──────── Dataset excerpts ────────

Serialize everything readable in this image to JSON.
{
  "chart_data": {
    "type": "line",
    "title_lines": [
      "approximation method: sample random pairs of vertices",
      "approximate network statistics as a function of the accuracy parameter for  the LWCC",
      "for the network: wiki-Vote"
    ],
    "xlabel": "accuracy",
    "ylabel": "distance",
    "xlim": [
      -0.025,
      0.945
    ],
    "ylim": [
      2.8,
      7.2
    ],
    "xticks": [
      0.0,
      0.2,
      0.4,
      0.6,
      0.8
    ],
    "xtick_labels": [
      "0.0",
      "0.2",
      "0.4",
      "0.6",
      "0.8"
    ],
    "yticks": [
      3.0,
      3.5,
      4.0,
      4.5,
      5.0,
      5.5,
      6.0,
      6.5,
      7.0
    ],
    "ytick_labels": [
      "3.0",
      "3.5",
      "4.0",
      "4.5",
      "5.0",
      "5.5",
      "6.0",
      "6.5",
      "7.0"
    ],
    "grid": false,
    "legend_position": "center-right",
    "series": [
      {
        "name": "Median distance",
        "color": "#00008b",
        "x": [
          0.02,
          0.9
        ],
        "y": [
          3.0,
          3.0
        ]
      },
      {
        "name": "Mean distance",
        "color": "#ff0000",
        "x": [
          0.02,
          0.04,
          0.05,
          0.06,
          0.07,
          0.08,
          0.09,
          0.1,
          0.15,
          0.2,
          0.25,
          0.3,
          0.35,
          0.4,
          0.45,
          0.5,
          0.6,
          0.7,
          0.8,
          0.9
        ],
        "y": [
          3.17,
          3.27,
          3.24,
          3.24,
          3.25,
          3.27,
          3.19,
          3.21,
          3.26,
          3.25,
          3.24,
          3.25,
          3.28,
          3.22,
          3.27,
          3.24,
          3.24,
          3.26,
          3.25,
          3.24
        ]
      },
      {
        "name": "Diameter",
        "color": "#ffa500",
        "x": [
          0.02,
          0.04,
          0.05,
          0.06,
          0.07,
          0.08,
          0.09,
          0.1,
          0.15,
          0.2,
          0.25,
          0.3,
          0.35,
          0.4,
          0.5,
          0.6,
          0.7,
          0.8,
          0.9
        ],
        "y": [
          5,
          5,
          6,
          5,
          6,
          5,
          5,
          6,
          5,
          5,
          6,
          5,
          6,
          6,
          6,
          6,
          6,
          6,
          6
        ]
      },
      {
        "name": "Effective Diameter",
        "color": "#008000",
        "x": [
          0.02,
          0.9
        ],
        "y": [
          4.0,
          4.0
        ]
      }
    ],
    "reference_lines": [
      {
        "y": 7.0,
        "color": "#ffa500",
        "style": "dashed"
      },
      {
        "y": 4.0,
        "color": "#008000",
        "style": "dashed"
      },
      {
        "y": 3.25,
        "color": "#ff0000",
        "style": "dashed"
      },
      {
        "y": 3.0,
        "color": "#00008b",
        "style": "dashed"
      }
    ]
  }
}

────────

> **Problem description**
Copy out the material word for word and line for line.

> **Correct result**
Serialize everything readable in this image to JSON.
{
  "chart_data": {
    "type": "line",
    "title_lines": [
      "approximation method: sample random pairs of vertices",
      "approximate network statistics as a function of the accuracy parameter for  the LWCC",
      "for the network: wiki-Vote"
    ],
    "xlabel": "accuracy",
    "ylabel": "distance",
    "xlim": [
      -0.025,
      0.945
    ],
    "ylim": [
      2.8,
      7.2
    ],
    "xticks": [
      0.0,
      0.2,
      0.4,
      0.6,
      0.8
    ],
    "xtick_labels": [
      "0.0",
      "0.2",
      "0.4",
      "0.6",
      "0.8"
    ],
    "yticks": [
      3.0,
      3.5,
      4.0,
      4.5,
      5.0,
      5.5,
      6.0,
      6.5,
      7.0
    ],
    "ytick_labels": [
      "3.0",
      "3.5",
      "4.0",
      "4.5",
      "5.0",
      "5.5",
      "6.0",
      "6.5",
      "7.0"
    ],
    "grid": false,
    "legend_position": "center-right",
    "series": [
      {
        "name": "Median distance",
        "color": "#00008b",
        "x": [
          0.02,
          0.9
        ],
        "y": [
          3.0,
          3.0
        ]
      },
      {
        "name": "Mean distance",
        "color": "#ff0000",
        "x": [
          0.02,
          0.04,
          0.05,
          0.06,
          0.07,
          0.08,
          0.09,
          0.1,
          0.15,
          0.2,
          0.25,
          0.3,
          0.35,
          0.4,
          0.45,
          0.5,
          0.6,
          0.7,
          0.8,
          0.9
        ],
        "y": [
          3.17,
          3.27,
          3.24,
          3.24,
          3.25,
          3.27,
          3.19,
          3.21,
          3.26,
          3.25,
          3.24,
          3.25,
          3.28,
          3.22,
          3.27,
          3.24,
          3.24,
          3.26,
          3.25,
          3.24
        ]
      },
      {
        "name": "Diameter",
        "color": "#ffa500",
        "x": [
          0.02,
          0.04,
          0.05,
          0.06,
          0.07,
          0.08,
          0.09,
          0.1,
          0.15,
          0.2,
          0.25,
          0.3,
          0.35,
          0.4,
          0.5,
          0.6,
          0.7,
          0.8,
          0.9
        ],
        "y": [
          5,
          5,
          6,
          5,
          6,
          5,
          5,
          6,
          5,
          5,
          6,
          5,
          6,
          6,
          6,
          6,
          6,
          6,
          6
        ]
      },
      {
        "name": "Effective Diameter",
        "color": "#008000",
        "x": [
          0.02,
          0.9
        ],
        "y": [
          4.0,
          4.0
        ]
      }
    ],
    "reference_lines": [
      {
        "y": 7.0,
        "color": "#ffa500",
        "style": "dashed"
      },
      {
        "y": 4.0,
        "color": "#008000",
        "style": "dashed"
      },
      {
        "y": 3.25,
        "color": "#ff0000",
        "style": "dashed"
      },
      {
        "y": 3.0,
        "color": "#00008b",
        "style": "dashed"
      }
    ]
  }
}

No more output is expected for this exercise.